- **REQUEST**: From the listing that follows, output everything exactly except the pictures.

Dataset items
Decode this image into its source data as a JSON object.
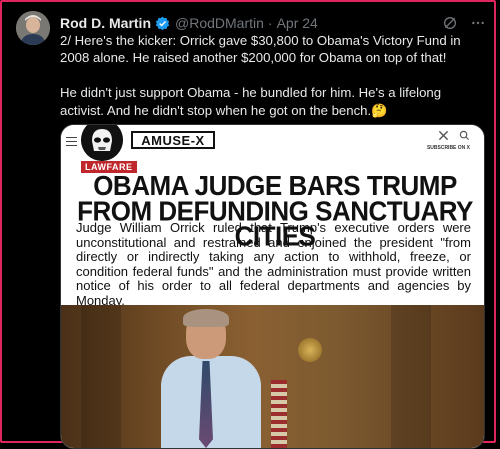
{
  "tweet": {
    "author_name": "Rod D. Martin",
    "handle": "@RodDMartin",
    "separator": "·",
    "date": "Apr 24",
    "paragraphs": [
      "2/ Here's the kicker: Orrick gave $30,800 to Obama's Victory Fund in 2008 alone. He raised another $200,000 for Obama on top of that!",
      "He didn't just support Obama - he bundled for him. He's a lifelong activist. And he didn't stop when he got on the bench.🤔"
    ]
  },
  "card": {
    "logo": "AMUSE-X",
    "subscribe_text": "SUBSCRIBE ON X",
    "tag": "LAWFARE",
    "headline": "OBAMA JUDGE BARS TRUMP FROM DEFUNDING SANCTUARY CITIES",
    "body": "Judge William Orrick ruled that Trump's executive orders were unconstitutional and restrained and enjoined the president \"from directly or indirectly taking any action to withhold, freeze, or condition federal funds\" and the administration must provide written notice of his order to all federal departments and agencies by Monday."
  },
  "icons": {
    "verified": "verified-badge-icon",
    "grok": "grok-icon",
    "more": "more-options-icon"
  },
  "colors": {
    "verified_blue": "#1d9bf0",
    "tag_red": "#c0272d",
    "frame_pink": "#e0245e"
  }
}
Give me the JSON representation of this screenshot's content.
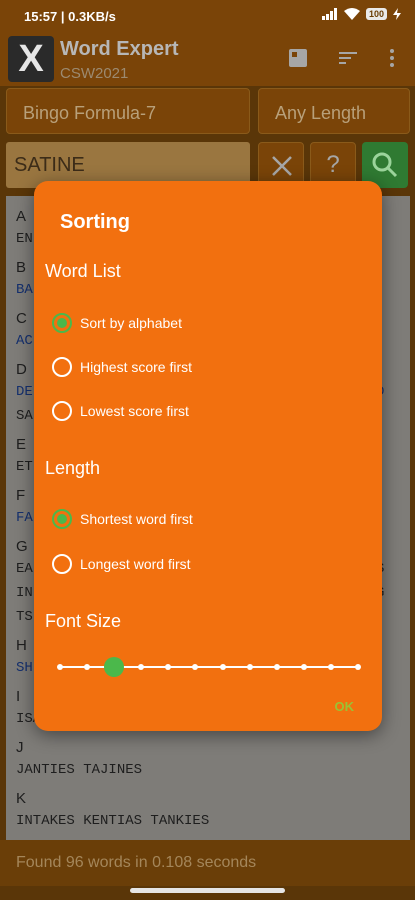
{
  "status_bar": {
    "time": "15:57",
    "net_speed": "0.3KB/s",
    "battery": "100"
  },
  "app_bar": {
    "logo_letter": "X",
    "title": "Word Expert",
    "subtitle": "CSW2021"
  },
  "filters": {
    "formula": "Bingo Formula-7",
    "length": "Any Length"
  },
  "search": {
    "value": "SATINE",
    "help_label": "?"
  },
  "results": {
    "lines": [
      {
        "text": "A",
        "kind": "letter"
      },
      {
        "text": "EN",
        "kind": "word"
      },
      {
        "text": "B",
        "kind": "letter"
      },
      {
        "text": "BA",
        "kind": "word",
        "highlight": true
      },
      {
        "text": "C",
        "kind": "letter"
      },
      {
        "text": "AC",
        "kind": "word",
        "highlight": true
      },
      {
        "text": "D",
        "kind": "letter"
      },
      {
        "text": "DE",
        "kind": "word",
        "highlight": true,
        "tail": "D"
      },
      {
        "text": "SA",
        "kind": "word"
      },
      {
        "text": "E",
        "kind": "letter"
      },
      {
        "text": "ET",
        "kind": "word"
      },
      {
        "text": "F",
        "kind": "letter"
      },
      {
        "text": "FA",
        "kind": "word",
        "highlight": true
      },
      {
        "text": "G",
        "kind": "letter"
      },
      {
        "text": "EA",
        "kind": "word",
        "tail": "S"
      },
      {
        "text": "IN",
        "kind": "word",
        "tail": "G"
      },
      {
        "text": "TS",
        "kind": "word"
      },
      {
        "text": "H",
        "kind": "letter"
      },
      {
        "text": "SH",
        "kind": "word",
        "highlight": true
      },
      {
        "text": "I",
        "kind": "letter"
      },
      {
        "text": "ISATINE",
        "kind": "word"
      },
      {
        "text": "J",
        "kind": "letter"
      },
      {
        "text": "JANTIES TAJINES",
        "kind": "word"
      },
      {
        "text": "K",
        "kind": "letter"
      },
      {
        "text": "INTAKES KENTIAS TANKIES",
        "kind": "word"
      }
    ],
    "summary": "Found 96 words in 0.108 seconds"
  },
  "dialog": {
    "title": "Sorting",
    "word_list": {
      "heading": "Word List",
      "options": [
        "Sort by alphabet",
        "Highest score first",
        "Lowest score first"
      ],
      "selected": "Sort by alphabet"
    },
    "length": {
      "heading": "Length",
      "options": [
        "Shortest word first",
        "Longest word first"
      ],
      "selected": "Shortest word first"
    },
    "font_size": {
      "heading": "Font Size",
      "steps": 12,
      "selected_step": 3
    },
    "ok_label": "OK"
  },
  "colors": {
    "dialog_bg": "#f2700f",
    "accent_green": "#4bb84b",
    "ok_green": "#9bc234"
  }
}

- **EXPECTED ANSWER**:
Decode this image into its source data as a JSON object.
{
  "tweet": {
    "author_name": "Rod D. Martin",
    "handle": "@RodDMartin",
    "separator": "·",
    "date": "Apr 24",
    "paragraphs": [
      "2/ Here's the kicker: Orrick gave $30,800 to Obama's Victory Fund in 2008 alone. He raised another $200,000 for Obama on top of that!",
      "He didn't just support Obama - he bundled for him. He's a lifelong activist. And he didn't stop when he got on the bench.🤔"
    ]
  },
  "card": {
    "logo": "AMUSE-X",
    "subscribe_text": "SUBSCRIBE ON X",
    "tag": "LAWFARE",
    "headline": "OBAMA JUDGE BARS TRUMP FROM DEFUNDING SANCTUARY CITIES",
    "body": "Judge William Orrick ruled that Trump's executive orders were unconstitutional and restrained and enjoined the president \"from directly or indirectly taking any action to withhold, freeze, or condition federal funds\" and the administration must provide written notice of his order to all federal departments and agencies by Monday."
  },
  "icons": {
    "verified": "verified-badge-icon",
    "grok": "grok-icon",
    "more": "more-options-icon"
  },
  "colors": {
    "verified_blue": "#1d9bf0",
    "tag_red": "#c0272d",
    "frame_pink": "#e0245e"
  }
}
Give me the JSON representation of this screenshot's content.
{
  "status_bar": {
    "time": "15:57",
    "net_speed": "0.3KB/s",
    "battery": "100"
  },
  "app_bar": {
    "logo_letter": "X",
    "title": "Word Expert",
    "subtitle": "CSW2021"
  },
  "filters": {
    "formula": "Bingo Formula-7",
    "length": "Any Length"
  },
  "search": {
    "value": "SATINE",
    "help_label": "?"
  },
  "results": {
    "lines": [
      {
        "text": "A",
        "kind": "letter"
      },
      {
        "text": "EN",
        "kind": "word"
      },
      {
        "text": "B",
        "kind": "letter"
      },
      {
        "text": "BA",
        "kind": "word",
        "highlight": true
      },
      {
        "text": "C",
        "kind": "letter"
      },
      {
        "text": "AC",
        "kind": "word",
        "highlight": true
      },
      {
        "text": "D",
        "kind": "letter"
      },
      {
        "text": "DE",
        "kind": "word",
        "highlight": true,
        "tail": "D"
      },
      {
        "text": "SA",
        "kind": "word"
      },
      {
        "text": "E",
        "kind": "letter"
      },
      {
        "text": "ET",
        "kind": "word"
      },
      {
        "text": "F",
        "kind": "letter"
      },
      {
        "text": "FA",
        "kind": "word",
        "highlight": true
      },
      {
        "text": "G",
        "kind": "letter"
      },
      {
        "text": "EA",
        "kind": "word",
        "tail": "S"
      },
      {
        "text": "IN",
        "kind": "word",
        "tail": "G"
      },
      {
        "text": "TS",
        "kind": "word"
      },
      {
        "text": "H",
        "kind": "letter"
      },
      {
        "text": "SH",
        "kind": "word",
        "highlight": true
      },
      {
        "text": "I",
        "kind": "letter"
      },
      {
        "text": "ISATINE",
        "kind": "word"
      },
      {
        "text": "J",
        "kind": "letter"
      },
      {
        "text": "JANTIES TAJINES",
        "kind": "word"
      },
      {
        "text": "K",
        "kind": "letter"
      },
      {
        "text": "INTAKES KENTIAS TANKIES",
        "kind": "word"
      }
    ],
    "summary": "Found 96 words in 0.108 seconds"
  },
  "dialog": {
    "title": "Sorting",
    "word_list": {
      "heading": "Word List",
      "options": [
        "Sort by alphabet",
        "Highest score first",
        "Lowest score first"
      ],
      "selected": "Sort by alphabet"
    },
    "length": {
      "heading": "Length",
      "options": [
        "Shortest word first",
        "Longest word first"
      ],
      "selected": "Shortest word first"
    },
    "font_size": {
      "heading": "Font Size",
      "steps": 12,
      "selected_step": 3
    },
    "ok_label": "OK"
  },
  "colors": {
    "dialog_bg": "#f2700f",
    "accent_green": "#4bb84b",
    "ok_green": "#9bc234"
  }
}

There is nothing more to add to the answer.